### Set task
Output the records exactly as they appear, with no pictures included.

***** Working data *****

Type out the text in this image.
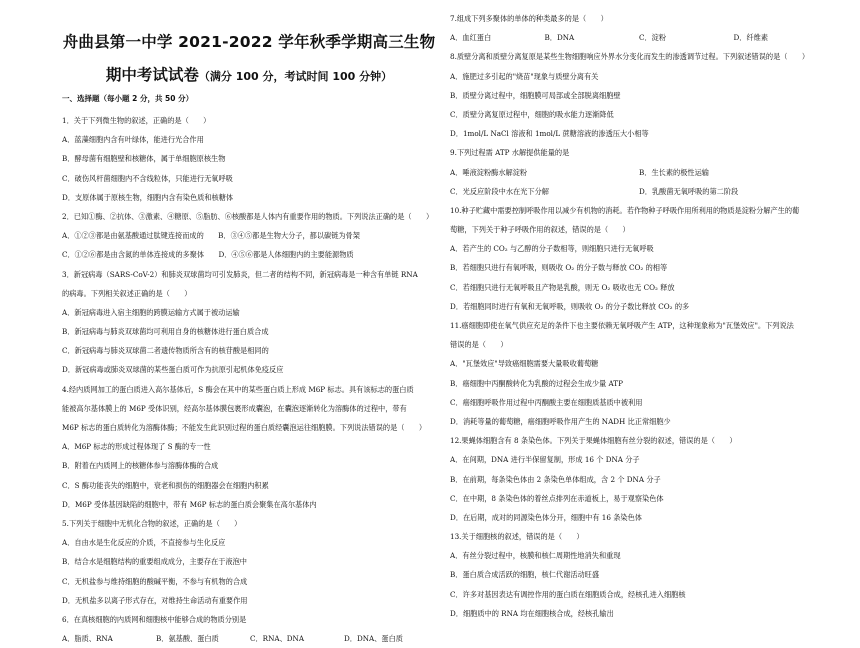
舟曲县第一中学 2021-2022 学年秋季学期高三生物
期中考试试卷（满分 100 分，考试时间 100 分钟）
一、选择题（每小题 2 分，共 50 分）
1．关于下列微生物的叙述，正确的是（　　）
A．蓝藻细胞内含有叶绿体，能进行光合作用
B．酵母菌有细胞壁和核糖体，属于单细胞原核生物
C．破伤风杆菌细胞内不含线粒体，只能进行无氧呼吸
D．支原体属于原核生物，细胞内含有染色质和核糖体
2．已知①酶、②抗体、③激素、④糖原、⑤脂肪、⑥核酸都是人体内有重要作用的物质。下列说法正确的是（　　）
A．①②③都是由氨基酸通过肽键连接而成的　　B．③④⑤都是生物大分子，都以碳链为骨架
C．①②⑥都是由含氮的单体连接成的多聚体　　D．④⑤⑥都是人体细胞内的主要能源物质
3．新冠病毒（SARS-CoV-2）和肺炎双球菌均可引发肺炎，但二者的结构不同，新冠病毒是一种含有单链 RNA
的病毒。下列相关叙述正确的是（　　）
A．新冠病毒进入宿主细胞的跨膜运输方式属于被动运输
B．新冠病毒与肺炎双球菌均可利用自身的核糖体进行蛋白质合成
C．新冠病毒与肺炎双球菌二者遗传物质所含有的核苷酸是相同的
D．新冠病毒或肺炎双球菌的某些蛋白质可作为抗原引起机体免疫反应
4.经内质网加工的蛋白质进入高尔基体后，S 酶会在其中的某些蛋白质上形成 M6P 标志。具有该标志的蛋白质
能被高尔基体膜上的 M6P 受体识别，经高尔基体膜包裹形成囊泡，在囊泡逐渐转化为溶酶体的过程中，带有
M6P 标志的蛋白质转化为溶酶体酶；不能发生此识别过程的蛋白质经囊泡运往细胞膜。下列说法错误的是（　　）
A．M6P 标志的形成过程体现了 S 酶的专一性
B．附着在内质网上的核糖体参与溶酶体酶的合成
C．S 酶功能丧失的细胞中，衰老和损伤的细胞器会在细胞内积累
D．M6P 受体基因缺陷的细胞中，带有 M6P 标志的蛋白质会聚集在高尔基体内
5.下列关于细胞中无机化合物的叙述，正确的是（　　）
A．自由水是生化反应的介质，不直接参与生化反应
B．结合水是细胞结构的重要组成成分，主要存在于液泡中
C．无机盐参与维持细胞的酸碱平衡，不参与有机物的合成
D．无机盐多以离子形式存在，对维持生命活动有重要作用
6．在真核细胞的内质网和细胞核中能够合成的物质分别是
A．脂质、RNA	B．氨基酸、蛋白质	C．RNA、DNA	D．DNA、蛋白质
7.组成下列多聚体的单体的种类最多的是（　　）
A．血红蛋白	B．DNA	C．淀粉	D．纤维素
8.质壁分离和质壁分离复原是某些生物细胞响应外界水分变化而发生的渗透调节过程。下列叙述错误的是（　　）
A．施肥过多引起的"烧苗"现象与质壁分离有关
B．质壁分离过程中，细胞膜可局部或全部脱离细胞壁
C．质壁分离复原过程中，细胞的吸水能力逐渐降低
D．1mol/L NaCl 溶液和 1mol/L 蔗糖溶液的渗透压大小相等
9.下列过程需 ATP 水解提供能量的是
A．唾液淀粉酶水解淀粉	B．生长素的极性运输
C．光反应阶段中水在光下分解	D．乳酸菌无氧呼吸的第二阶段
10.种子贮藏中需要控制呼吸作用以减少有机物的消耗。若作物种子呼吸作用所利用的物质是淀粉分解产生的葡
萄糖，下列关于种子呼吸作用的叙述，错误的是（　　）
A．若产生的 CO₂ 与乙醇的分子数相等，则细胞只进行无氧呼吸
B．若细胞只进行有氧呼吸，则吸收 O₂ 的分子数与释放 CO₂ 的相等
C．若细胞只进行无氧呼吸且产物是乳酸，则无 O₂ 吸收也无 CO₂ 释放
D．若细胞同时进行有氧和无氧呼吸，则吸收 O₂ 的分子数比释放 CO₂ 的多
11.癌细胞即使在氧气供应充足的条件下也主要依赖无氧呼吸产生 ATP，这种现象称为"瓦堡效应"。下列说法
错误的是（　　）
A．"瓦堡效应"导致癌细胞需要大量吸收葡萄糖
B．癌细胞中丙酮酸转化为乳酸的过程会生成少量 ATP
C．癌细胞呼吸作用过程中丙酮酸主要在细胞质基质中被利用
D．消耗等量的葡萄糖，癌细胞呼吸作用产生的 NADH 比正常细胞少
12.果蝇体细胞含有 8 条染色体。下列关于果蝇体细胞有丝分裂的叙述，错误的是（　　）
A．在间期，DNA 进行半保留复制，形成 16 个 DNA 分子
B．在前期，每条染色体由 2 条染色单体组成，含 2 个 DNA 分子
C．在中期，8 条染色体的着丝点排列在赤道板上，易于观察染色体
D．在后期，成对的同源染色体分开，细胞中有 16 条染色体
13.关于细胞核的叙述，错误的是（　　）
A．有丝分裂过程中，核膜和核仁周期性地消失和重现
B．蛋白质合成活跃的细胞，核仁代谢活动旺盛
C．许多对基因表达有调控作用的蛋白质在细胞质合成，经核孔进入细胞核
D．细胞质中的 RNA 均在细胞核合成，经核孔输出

*****

### Solution for this task
Type out the text in this image.
舟曲县第一中学 2021-2022 学年秋季学期高三生物
期中考试试卷（满分 100 分，考试时间 100 分钟）
一、选择题（每小题 2 分，共 50 分）
1．关于下列微生物的叙述，正确的是（　　）
A．蓝藻细胞内含有叶绿体，能进行光合作用
B．酵母菌有细胞壁和核糖体，属于单细胞原核生物
C．破伤风杆菌细胞内不含线粒体，只能进行无氧呼吸
D．支原体属于原核生物，细胞内含有染色质和核糖体
2．已知①酶、②抗体、③激素、④糖原、⑤脂肪、⑥核酸都是人体内有重要作用的物质。下列说法正确的是（　　）
A．①②③都是由氨基酸通过肽键连接而成的　　B．③④⑤都是生物大分子，都以碳链为骨架
C．①②⑥都是由含氮的单体连接成的多聚体　　D．④⑤⑥都是人体细胞内的主要能源物质
3．新冠病毒（SARS-CoV-2）和肺炎双球菌均可引发肺炎，但二者的结构不同，新冠病毒是一种含有单链 RNA
的病毒。下列相关叙述正确的是（　　）
A．新冠病毒进入宿主细胞的跨膜运输方式属于被动运输
B．新冠病毒与肺炎双球菌均可利用自身的核糖体进行蛋白质合成
C．新冠病毒与肺炎双球菌二者遗传物质所含有的核苷酸是相同的
D．新冠病毒或肺炎双球菌的某些蛋白质可作为抗原引起机体免疫反应
4.经内质网加工的蛋白质进入高尔基体后，S 酶会在其中的某些蛋白质上形成 M6P 标志。具有该标志的蛋白质
能被高尔基体膜上的 M6P 受体识别，经高尔基体膜包裹形成囊泡，在囊泡逐渐转化为溶酶体的过程中，带有
M6P 标志的蛋白质转化为溶酶体酶；不能发生此识别过程的蛋白质经囊泡运往细胞膜。下列说法错误的是（　　）
A．M6P 标志的形成过程体现了 S 酶的专一性
B．附着在内质网上的核糖体参与溶酶体酶的合成
C．S 酶功能丧失的细胞中，衰老和损伤的细胞器会在细胞内积累
D．M6P 受体基因缺陷的细胞中，带有 M6P 标志的蛋白质会聚集在高尔基体内
5.下列关于细胞中无机化合物的叙述，正确的是（　　）
A．自由水是生化反应的介质，不直接参与生化反应
B．结合水是细胞结构的重要组成成分，主要存在于液泡中
C．无机盐参与维持细胞的酸碱平衡，不参与有机物的合成
D．无机盐多以离子形式存在，对维持生命活动有重要作用
6．在真核细胞的内质网和细胞核中能够合成的物质分别是
A．脂质、RNA	B．氨基酸、蛋白质	C．RNA、DNA	D．DNA、蛋白质
7.组成下列多聚体的单体的种类最多的是（　　）
A．血红蛋白	B．DNA	C．淀粉	D．纤维素
8.质壁分离和质壁分离复原是某些生物细胞响应外界水分变化而发生的渗透调节过程。下列叙述错误的是（　　）
A．施肥过多引起的"烧苗"现象与质壁分离有关
B．质壁分离过程中，细胞膜可局部或全部脱离细胞壁
C．质壁分离复原过程中，细胞的吸水能力逐渐降低
D．1mol/L NaCl 溶液和 1mol/L 蔗糖溶液的渗透压大小相等
9.下列过程需 ATP 水解提供能量的是
A．唾液淀粉酶水解淀粉	B．生长素的极性运输
C．光反应阶段中水在光下分解	D．乳酸菌无氧呼吸的第二阶段
10.种子贮藏中需要控制呼吸作用以减少有机物的消耗。若作物种子呼吸作用所利用的物质是淀粉分解产生的葡
萄糖，下列关于种子呼吸作用的叙述，错误的是（　　）
A．若产生的 CO₂ 与乙醇的分子数相等，则细胞只进行无氧呼吸
B．若细胞只进行有氧呼吸，则吸收 O₂ 的分子数与释放 CO₂ 的相等
C．若细胞只进行无氧呼吸且产物是乳酸，则无 O₂ 吸收也无 CO₂ 释放
D．若细胞同时进行有氧和无氧呼吸，则吸收 O₂ 的分子数比释放 CO₂ 的多
11.癌细胞即使在氧气供应充足的条件下也主要依赖无氧呼吸产生 ATP，这种现象称为"瓦堡效应"。下列说法
错误的是（　　）
A．"瓦堡效应"导致癌细胞需要大量吸收葡萄糖
B．癌细胞中丙酮酸转化为乳酸的过程会生成少量 ATP
C．癌细胞呼吸作用过程中丙酮酸主要在细胞质基质中被利用
D．消耗等量的葡萄糖，癌细胞呼吸作用产生的 NADH 比正常细胞少
12.果蝇体细胞含有 8 条染色体。下列关于果蝇体细胞有丝分裂的叙述，错误的是（　　）
A．在间期，DNA 进行半保留复制，形成 16 个 DNA 分子
B．在前期，每条染色体由 2 条染色单体组成，含 2 个 DNA 分子
C．在中期，8 条染色体的着丝点排列在赤道板上，易于观察染色体
D．在后期，成对的同源染色体分开，细胞中有 16 条染色体
13.关于细胞核的叙述，错误的是（　　）
A．有丝分裂过程中，核膜和核仁周期性地消失和重现
B．蛋白质合成活跃的细胞，核仁代谢活动旺盛
C．许多对基因表达有调控作用的蛋白质在细胞质合成，经核孔进入细胞核
D．细胞质中的 RNA 均在细胞核合成，经核孔输出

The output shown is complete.